Stated goal: Scan the lines below for "efficiency"; report the number of lines that contain it, and only that.

[Start]

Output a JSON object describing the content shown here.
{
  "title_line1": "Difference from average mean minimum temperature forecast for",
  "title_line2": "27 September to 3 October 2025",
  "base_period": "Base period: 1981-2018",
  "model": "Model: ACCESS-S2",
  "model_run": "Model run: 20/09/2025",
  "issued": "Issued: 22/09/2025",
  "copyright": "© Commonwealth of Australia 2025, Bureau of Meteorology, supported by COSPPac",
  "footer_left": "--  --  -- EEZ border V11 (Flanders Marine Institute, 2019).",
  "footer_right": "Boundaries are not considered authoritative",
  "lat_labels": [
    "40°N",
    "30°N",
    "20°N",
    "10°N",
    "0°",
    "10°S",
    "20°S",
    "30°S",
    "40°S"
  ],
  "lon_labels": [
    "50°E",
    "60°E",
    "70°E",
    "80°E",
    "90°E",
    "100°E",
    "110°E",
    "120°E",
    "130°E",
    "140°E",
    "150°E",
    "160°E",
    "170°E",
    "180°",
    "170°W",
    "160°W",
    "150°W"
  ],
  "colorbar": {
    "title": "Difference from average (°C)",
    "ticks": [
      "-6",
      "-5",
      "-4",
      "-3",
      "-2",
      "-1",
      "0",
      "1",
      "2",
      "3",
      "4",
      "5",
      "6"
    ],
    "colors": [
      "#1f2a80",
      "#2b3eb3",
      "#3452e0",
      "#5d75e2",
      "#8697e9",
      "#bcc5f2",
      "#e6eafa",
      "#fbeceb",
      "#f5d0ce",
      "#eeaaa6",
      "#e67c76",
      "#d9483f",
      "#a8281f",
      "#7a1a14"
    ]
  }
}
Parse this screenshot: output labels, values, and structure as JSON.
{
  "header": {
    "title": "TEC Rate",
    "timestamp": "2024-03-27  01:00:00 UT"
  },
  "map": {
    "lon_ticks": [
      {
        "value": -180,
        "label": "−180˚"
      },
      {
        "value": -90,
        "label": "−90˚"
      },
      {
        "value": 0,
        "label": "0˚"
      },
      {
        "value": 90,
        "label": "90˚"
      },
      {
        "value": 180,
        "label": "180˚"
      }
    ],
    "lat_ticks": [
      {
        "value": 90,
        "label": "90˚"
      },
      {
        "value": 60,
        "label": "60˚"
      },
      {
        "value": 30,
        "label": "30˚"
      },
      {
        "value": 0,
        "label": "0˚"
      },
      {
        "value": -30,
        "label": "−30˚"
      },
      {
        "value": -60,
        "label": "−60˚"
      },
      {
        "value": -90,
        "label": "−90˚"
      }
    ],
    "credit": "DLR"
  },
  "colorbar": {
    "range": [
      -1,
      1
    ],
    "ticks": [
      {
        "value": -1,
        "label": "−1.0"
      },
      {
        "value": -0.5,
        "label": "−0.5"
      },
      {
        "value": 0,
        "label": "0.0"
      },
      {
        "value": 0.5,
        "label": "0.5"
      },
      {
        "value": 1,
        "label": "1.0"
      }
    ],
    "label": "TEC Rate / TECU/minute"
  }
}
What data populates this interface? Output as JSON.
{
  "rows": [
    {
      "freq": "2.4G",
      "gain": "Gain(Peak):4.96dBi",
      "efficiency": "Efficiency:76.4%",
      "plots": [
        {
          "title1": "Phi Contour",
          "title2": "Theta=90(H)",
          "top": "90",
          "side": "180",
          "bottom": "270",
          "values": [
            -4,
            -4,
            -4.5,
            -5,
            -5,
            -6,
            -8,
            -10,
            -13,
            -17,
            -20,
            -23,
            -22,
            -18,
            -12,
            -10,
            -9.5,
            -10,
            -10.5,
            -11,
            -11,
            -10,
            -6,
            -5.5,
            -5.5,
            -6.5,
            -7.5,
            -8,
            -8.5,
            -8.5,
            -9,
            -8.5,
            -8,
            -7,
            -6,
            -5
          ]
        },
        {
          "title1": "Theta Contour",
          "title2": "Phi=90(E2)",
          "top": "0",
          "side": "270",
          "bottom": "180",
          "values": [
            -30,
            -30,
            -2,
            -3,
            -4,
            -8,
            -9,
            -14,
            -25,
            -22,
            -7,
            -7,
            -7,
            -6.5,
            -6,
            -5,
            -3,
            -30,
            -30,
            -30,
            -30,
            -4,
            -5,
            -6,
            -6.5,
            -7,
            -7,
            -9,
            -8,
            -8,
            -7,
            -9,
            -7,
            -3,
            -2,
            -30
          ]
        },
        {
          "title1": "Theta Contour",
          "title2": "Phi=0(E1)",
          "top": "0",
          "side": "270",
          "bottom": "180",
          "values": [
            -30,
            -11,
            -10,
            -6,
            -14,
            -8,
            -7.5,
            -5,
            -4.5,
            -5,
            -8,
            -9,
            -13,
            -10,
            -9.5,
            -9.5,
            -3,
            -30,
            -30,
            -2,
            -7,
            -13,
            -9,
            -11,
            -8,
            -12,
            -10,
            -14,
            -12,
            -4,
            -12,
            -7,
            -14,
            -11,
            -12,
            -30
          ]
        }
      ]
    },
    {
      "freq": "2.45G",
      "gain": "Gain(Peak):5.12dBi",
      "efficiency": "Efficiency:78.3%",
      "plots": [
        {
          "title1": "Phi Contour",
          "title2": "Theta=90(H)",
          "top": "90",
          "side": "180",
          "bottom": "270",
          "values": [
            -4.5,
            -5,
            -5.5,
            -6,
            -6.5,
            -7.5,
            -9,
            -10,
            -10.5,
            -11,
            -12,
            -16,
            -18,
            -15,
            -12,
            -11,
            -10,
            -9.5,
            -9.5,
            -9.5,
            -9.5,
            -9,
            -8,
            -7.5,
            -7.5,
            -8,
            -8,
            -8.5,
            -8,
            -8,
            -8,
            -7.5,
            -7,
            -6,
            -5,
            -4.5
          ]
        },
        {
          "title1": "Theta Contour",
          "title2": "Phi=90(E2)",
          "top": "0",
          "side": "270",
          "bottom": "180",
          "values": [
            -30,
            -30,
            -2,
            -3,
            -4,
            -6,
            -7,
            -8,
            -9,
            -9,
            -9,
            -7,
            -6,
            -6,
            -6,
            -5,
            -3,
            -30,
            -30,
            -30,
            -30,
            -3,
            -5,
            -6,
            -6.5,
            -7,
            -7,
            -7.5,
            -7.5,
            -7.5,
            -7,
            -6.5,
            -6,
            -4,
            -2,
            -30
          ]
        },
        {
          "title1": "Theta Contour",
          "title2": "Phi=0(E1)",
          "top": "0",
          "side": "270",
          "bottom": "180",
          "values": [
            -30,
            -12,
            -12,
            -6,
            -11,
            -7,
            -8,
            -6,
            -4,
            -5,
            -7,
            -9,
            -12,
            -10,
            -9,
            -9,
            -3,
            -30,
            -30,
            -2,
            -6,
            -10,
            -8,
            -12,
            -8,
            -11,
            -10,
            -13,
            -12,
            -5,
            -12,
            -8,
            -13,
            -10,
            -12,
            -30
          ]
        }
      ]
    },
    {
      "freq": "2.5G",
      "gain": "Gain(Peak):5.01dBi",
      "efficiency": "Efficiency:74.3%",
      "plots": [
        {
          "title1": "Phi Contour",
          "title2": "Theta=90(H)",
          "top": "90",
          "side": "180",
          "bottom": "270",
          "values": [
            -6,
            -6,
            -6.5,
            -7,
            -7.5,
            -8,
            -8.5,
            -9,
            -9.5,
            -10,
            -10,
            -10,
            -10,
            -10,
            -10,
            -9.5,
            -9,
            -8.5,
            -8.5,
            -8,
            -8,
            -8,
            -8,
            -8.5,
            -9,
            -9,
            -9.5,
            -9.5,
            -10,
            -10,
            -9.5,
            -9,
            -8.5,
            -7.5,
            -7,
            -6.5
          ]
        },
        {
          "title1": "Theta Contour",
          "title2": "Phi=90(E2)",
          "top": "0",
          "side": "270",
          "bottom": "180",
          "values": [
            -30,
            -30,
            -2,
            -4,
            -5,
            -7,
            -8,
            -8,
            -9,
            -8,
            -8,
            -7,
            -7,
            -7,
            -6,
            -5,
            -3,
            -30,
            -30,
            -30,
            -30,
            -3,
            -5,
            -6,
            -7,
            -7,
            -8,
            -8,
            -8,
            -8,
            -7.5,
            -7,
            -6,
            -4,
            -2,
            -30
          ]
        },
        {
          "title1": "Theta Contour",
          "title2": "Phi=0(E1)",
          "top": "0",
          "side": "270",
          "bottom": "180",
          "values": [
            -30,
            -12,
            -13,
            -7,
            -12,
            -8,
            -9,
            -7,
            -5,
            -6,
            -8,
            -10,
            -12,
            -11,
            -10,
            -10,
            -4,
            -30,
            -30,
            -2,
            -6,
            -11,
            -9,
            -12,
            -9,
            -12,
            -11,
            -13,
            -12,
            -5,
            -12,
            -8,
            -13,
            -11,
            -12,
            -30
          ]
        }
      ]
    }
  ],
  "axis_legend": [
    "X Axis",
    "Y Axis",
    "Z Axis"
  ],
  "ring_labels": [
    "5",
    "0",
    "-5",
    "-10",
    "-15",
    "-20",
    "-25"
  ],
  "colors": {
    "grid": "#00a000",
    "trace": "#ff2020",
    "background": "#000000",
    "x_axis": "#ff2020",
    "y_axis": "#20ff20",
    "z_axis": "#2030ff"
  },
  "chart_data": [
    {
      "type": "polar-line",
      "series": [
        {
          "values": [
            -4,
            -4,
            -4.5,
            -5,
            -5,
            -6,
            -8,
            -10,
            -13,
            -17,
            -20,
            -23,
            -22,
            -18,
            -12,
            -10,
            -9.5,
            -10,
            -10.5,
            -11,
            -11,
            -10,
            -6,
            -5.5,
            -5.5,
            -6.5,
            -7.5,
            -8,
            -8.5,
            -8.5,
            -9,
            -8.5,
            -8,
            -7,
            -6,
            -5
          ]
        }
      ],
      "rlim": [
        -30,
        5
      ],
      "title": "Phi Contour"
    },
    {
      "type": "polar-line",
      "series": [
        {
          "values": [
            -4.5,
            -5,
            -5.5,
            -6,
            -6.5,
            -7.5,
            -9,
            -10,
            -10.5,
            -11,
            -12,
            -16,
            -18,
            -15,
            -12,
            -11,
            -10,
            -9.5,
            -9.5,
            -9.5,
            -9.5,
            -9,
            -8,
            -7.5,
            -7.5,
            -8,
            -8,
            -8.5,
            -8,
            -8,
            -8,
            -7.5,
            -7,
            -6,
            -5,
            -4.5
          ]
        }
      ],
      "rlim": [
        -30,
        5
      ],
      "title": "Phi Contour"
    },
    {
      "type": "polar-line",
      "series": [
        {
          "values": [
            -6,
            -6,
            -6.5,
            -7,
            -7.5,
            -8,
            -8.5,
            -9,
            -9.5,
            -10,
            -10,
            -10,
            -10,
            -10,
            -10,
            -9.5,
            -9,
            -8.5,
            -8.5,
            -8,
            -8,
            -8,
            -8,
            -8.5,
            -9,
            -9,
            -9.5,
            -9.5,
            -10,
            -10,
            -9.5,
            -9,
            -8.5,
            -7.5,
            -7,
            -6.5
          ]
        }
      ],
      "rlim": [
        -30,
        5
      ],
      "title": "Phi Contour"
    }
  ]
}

[End]

Exercise result: 3